# Stated problem
Scan the data below. Pull out each line where "Acute" occurs.

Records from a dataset
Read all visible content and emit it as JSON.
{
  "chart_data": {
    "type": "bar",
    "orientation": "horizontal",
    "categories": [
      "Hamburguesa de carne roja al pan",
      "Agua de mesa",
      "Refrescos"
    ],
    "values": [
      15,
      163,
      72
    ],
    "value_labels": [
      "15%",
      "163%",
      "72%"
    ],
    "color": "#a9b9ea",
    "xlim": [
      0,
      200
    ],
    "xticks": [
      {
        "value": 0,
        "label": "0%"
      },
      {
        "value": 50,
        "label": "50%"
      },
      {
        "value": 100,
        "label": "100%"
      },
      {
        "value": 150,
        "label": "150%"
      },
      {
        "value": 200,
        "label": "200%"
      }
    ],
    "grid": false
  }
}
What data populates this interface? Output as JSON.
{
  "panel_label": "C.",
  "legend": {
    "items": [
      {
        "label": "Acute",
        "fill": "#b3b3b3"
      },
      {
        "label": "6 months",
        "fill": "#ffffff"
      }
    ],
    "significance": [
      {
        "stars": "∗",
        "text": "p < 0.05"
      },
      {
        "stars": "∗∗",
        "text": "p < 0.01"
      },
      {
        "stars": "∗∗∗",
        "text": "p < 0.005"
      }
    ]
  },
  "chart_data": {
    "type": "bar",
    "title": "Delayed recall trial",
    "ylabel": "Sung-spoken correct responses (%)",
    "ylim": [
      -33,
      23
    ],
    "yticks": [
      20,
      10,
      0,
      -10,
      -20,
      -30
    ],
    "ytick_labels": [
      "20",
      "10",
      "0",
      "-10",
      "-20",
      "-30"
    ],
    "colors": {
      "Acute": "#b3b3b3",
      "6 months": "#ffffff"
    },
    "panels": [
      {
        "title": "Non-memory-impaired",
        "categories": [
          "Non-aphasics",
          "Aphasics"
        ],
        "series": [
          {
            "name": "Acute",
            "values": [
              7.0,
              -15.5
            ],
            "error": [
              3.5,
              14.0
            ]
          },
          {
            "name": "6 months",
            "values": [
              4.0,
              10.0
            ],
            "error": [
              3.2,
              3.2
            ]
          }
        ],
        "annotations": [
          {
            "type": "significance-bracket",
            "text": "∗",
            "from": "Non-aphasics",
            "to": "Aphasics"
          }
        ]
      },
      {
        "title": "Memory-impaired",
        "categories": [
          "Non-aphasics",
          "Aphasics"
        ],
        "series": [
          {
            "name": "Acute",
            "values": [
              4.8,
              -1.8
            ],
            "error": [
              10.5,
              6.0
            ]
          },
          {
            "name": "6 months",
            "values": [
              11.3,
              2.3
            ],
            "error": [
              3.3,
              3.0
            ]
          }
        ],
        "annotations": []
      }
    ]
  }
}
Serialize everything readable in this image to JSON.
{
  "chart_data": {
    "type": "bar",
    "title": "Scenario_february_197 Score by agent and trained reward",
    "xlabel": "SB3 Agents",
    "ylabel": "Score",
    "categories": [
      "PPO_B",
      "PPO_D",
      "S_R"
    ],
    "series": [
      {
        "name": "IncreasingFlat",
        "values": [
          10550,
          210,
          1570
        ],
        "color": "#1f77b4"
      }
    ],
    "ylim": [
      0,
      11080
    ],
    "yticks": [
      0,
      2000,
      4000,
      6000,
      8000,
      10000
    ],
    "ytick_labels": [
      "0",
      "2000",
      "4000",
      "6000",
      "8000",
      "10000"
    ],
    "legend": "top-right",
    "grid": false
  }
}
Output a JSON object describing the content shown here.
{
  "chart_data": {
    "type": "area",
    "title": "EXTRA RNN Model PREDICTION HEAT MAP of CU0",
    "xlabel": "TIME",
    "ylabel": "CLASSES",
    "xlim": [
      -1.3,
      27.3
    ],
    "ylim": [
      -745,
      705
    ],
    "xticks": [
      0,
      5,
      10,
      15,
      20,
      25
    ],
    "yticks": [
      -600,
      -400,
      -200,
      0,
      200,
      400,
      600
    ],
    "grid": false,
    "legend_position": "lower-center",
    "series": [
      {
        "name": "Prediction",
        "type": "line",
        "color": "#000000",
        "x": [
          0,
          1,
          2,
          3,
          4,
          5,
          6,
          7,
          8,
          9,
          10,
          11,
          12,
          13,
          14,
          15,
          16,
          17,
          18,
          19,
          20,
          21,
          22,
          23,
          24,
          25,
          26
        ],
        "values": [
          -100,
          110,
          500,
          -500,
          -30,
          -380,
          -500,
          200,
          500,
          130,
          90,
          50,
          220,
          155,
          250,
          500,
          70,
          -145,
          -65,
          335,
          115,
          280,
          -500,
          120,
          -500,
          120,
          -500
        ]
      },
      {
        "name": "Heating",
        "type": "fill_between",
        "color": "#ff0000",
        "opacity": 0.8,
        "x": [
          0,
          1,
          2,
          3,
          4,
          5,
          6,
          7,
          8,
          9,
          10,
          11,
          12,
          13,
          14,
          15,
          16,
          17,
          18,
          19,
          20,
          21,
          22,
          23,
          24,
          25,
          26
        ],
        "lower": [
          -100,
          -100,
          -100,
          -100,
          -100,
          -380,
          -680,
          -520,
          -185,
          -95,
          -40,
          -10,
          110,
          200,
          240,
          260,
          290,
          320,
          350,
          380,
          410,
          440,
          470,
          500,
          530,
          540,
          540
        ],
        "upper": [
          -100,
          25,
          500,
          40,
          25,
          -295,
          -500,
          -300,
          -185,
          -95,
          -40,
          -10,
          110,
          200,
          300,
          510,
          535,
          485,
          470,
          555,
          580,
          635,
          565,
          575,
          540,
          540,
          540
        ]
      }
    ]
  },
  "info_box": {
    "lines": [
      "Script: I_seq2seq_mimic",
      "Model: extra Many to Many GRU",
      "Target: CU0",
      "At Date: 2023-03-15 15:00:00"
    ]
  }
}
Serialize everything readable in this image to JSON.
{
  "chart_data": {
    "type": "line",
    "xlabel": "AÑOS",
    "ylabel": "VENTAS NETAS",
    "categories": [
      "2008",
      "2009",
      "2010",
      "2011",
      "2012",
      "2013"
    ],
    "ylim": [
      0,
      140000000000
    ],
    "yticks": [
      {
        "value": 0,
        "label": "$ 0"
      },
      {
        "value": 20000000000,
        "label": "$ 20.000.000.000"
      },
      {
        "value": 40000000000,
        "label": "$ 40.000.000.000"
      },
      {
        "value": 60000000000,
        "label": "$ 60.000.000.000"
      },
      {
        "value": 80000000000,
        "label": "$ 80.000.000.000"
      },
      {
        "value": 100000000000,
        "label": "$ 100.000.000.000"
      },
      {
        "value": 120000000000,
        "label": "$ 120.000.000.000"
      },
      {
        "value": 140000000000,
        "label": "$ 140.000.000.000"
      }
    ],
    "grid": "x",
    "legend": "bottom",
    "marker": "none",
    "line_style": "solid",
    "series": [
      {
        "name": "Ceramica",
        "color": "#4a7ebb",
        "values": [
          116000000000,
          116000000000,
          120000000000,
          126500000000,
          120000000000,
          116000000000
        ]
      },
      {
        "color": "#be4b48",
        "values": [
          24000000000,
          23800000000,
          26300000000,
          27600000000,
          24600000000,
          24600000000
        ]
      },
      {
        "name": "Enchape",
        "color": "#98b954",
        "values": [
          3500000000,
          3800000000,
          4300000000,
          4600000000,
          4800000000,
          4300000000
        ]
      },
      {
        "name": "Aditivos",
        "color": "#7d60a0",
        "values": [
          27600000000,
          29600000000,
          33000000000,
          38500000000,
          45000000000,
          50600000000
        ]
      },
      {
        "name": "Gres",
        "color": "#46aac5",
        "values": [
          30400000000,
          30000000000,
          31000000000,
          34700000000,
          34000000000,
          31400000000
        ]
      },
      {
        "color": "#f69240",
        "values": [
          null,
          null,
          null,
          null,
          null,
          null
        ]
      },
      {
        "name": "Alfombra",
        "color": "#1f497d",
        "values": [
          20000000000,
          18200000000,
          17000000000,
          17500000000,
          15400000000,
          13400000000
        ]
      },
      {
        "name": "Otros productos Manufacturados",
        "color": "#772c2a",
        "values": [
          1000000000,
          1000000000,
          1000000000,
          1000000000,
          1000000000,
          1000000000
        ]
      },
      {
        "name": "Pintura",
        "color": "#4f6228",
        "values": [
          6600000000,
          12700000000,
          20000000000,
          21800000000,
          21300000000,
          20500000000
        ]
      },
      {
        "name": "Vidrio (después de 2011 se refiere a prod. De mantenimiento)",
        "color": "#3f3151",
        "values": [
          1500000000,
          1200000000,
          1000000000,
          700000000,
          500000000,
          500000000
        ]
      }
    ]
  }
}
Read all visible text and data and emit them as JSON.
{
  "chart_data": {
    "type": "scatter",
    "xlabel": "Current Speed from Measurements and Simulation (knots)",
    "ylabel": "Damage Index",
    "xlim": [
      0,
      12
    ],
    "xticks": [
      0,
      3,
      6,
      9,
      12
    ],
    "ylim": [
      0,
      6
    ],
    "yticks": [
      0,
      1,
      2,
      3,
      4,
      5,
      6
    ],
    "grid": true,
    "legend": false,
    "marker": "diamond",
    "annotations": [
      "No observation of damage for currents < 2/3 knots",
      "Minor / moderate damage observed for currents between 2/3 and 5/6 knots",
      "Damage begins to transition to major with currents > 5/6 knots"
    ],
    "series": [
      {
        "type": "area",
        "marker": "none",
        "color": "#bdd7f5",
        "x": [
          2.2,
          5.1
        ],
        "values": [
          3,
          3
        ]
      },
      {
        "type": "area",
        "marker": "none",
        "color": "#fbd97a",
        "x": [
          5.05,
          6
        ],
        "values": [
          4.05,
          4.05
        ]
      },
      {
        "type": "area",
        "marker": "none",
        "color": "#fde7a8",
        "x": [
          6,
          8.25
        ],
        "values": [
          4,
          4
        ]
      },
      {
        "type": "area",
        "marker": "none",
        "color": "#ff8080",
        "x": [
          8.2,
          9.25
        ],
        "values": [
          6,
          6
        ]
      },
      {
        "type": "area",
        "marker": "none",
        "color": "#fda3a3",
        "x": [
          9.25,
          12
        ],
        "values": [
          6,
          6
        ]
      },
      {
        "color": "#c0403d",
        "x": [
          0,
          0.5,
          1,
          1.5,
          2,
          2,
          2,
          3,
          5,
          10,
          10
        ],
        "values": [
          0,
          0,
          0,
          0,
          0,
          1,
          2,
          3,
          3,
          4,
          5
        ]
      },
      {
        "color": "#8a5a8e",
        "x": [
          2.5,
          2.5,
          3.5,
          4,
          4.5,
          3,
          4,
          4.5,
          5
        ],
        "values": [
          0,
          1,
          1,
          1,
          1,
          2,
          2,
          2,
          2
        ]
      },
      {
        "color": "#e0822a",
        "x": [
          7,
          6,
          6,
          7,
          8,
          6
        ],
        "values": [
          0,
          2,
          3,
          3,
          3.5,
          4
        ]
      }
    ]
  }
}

# Written answer
        "label": "Acute",
      "Acute": "#b3b3b3",
            "name": "Acute",
            "name": "Acute",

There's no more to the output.